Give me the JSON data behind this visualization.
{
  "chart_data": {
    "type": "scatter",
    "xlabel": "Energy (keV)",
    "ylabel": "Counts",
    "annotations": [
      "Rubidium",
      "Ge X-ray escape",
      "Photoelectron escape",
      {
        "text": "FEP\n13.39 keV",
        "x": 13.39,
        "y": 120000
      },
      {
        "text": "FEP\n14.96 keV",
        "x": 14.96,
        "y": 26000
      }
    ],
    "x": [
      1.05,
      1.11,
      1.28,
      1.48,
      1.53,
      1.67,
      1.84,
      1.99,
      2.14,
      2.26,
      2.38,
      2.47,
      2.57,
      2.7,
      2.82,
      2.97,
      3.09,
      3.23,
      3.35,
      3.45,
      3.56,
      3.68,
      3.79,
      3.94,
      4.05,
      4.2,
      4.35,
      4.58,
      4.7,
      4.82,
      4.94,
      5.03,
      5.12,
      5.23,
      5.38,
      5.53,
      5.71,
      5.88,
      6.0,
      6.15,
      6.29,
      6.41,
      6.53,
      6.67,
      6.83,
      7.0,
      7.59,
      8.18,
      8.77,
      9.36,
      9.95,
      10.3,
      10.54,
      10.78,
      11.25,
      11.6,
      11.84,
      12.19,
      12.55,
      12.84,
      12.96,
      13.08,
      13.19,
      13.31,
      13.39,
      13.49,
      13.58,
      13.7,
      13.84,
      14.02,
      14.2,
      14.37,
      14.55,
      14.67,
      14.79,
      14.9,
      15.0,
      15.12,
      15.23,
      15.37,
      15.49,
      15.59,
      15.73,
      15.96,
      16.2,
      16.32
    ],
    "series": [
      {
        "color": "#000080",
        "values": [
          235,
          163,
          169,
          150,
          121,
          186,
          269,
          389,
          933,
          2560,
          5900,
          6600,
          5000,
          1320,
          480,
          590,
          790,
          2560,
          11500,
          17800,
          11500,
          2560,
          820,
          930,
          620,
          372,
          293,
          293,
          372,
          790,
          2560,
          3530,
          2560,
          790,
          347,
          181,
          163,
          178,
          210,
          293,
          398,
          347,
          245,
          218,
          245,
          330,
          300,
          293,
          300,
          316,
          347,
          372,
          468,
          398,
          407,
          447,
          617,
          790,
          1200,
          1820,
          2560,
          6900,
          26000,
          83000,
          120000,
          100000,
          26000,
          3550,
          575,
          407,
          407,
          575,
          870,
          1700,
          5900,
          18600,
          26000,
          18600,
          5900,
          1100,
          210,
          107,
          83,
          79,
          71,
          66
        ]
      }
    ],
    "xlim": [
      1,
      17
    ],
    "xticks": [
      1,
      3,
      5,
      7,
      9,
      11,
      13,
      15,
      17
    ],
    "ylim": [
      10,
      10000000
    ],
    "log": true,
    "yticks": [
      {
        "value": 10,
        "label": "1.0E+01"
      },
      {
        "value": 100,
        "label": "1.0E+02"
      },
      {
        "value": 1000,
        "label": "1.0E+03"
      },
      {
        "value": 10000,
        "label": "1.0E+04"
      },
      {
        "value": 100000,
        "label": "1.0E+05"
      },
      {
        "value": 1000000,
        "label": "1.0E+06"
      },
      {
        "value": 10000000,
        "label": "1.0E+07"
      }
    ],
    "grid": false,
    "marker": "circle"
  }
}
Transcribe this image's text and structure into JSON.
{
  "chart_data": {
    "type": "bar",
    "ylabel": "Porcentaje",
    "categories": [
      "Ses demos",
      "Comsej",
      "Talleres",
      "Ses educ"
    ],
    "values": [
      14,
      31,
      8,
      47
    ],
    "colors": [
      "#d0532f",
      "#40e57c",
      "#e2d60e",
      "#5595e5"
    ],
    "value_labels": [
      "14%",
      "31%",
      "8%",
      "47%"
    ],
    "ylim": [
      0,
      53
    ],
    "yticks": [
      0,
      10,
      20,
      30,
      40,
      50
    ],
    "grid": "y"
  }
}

PROBLEM DESCRIPTION
Begin with the line containing "Transcribe this image's" and repeat each line exactly until the records above end.

FULL ANSWER
Transcribe this image's text and structure into JSON.
{
  "chart_data": {
    "type": "bar",
    "ylabel": "Porcentaje",
    "categories": [
      "Ses demos",
      "Comsej",
      "Talleres",
      "Ses educ"
    ],
    "values": [
      14,
      31,
      8,
      47
    ],
    "colors": [
      "#d0532f",
      "#40e57c",
      "#e2d60e",
      "#5595e5"
    ],
    "value_labels": [
      "14%",
      "31%",
      "8%",
      "47%"
    ],
    "ylim": [
      0,
      53
    ],
    "yticks": [
      0,
      10,
      20,
      30,
      40,
      50
    ],
    "grid": "y"
  }
}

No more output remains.